-- BEGIN Rows --

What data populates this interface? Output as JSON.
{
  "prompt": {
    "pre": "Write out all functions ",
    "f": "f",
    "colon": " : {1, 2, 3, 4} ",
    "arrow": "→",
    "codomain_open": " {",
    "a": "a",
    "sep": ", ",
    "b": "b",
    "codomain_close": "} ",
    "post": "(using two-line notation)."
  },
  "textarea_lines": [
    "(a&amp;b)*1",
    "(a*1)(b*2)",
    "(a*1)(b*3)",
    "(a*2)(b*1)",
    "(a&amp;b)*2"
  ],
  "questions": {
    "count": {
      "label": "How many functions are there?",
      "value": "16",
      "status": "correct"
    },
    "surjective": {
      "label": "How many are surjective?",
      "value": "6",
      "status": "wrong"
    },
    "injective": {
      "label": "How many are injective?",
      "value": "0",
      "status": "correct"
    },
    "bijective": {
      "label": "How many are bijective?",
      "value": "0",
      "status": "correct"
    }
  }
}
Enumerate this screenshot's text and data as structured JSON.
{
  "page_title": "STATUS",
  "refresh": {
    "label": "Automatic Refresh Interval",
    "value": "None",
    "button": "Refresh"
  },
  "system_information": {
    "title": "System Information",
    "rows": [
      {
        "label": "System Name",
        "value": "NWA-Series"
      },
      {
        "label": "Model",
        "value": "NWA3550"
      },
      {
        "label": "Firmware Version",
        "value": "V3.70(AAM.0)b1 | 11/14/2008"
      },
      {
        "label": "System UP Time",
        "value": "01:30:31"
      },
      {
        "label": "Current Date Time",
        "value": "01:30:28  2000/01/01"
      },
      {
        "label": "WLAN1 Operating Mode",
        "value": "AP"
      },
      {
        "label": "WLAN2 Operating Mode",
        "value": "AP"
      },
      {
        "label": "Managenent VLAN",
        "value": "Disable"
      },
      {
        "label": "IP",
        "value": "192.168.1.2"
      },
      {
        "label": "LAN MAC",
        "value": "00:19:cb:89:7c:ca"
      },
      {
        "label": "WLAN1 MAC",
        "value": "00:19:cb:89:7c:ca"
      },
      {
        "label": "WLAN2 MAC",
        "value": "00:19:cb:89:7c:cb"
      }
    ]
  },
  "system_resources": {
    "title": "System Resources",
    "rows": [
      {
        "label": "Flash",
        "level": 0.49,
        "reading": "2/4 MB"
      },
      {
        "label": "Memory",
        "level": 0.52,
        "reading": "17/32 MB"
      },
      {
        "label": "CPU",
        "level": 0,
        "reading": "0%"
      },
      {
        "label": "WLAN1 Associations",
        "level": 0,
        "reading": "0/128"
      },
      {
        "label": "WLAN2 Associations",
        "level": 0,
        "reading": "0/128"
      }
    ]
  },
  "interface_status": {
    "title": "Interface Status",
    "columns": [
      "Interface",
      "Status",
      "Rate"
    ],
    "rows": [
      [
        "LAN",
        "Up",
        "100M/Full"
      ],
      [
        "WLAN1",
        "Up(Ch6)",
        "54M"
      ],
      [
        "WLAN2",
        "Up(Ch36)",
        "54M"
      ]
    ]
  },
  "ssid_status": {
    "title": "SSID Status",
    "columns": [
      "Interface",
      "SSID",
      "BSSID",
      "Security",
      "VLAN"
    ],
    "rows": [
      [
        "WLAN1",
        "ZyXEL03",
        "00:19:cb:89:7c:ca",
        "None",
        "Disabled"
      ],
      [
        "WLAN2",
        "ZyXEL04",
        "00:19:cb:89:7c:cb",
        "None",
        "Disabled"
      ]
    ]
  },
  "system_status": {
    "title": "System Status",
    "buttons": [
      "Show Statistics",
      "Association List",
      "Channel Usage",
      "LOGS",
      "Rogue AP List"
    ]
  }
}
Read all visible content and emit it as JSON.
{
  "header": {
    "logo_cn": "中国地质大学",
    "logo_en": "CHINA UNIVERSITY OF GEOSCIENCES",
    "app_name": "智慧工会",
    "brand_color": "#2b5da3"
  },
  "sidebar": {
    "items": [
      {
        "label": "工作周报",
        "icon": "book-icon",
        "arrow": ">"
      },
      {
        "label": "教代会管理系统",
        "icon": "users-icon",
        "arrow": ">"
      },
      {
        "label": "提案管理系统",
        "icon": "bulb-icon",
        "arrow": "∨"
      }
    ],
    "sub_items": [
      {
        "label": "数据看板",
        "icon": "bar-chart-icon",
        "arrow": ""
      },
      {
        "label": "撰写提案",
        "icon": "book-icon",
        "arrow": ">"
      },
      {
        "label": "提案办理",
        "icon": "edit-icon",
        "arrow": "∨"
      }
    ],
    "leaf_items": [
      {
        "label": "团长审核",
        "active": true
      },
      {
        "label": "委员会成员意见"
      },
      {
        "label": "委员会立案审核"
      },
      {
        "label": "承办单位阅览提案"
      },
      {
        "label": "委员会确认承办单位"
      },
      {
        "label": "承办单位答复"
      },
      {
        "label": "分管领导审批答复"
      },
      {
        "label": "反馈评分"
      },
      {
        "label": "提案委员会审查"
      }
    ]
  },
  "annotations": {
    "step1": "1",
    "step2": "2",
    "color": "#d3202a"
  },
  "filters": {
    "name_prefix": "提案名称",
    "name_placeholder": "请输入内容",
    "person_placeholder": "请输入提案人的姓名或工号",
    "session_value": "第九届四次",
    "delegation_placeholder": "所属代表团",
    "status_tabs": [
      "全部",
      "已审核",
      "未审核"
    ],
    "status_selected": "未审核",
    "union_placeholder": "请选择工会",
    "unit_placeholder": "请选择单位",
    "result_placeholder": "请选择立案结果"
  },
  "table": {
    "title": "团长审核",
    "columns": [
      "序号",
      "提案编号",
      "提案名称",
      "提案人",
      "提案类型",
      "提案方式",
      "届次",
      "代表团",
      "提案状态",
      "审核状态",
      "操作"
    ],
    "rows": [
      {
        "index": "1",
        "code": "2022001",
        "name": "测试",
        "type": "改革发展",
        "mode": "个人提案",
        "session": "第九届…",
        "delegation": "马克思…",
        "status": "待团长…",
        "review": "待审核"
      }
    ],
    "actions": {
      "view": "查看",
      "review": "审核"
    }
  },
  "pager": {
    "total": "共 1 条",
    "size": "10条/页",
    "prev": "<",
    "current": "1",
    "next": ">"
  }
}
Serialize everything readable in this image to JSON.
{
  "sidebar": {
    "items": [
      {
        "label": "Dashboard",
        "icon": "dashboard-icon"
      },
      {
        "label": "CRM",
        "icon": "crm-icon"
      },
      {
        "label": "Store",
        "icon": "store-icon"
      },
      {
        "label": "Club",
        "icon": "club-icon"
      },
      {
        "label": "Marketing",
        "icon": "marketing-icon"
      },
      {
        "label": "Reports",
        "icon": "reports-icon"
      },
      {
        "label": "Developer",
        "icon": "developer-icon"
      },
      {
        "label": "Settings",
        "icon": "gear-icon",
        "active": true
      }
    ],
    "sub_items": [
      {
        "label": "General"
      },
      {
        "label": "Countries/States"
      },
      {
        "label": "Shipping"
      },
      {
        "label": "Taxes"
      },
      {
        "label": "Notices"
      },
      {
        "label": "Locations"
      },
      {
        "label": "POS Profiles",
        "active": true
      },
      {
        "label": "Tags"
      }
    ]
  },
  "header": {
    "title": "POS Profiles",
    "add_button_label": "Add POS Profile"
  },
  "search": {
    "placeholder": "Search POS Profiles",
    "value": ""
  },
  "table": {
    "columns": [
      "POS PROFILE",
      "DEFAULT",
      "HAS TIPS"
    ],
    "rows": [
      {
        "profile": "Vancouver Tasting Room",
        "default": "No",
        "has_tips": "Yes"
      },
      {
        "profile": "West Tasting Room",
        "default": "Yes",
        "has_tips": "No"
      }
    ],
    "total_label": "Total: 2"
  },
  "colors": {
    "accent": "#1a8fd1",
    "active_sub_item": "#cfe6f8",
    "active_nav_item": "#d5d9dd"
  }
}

-- END Rows --

To do :: Count how many lines in the data contain the word "Associations", giving the number without comment.

Finished exercise :: 2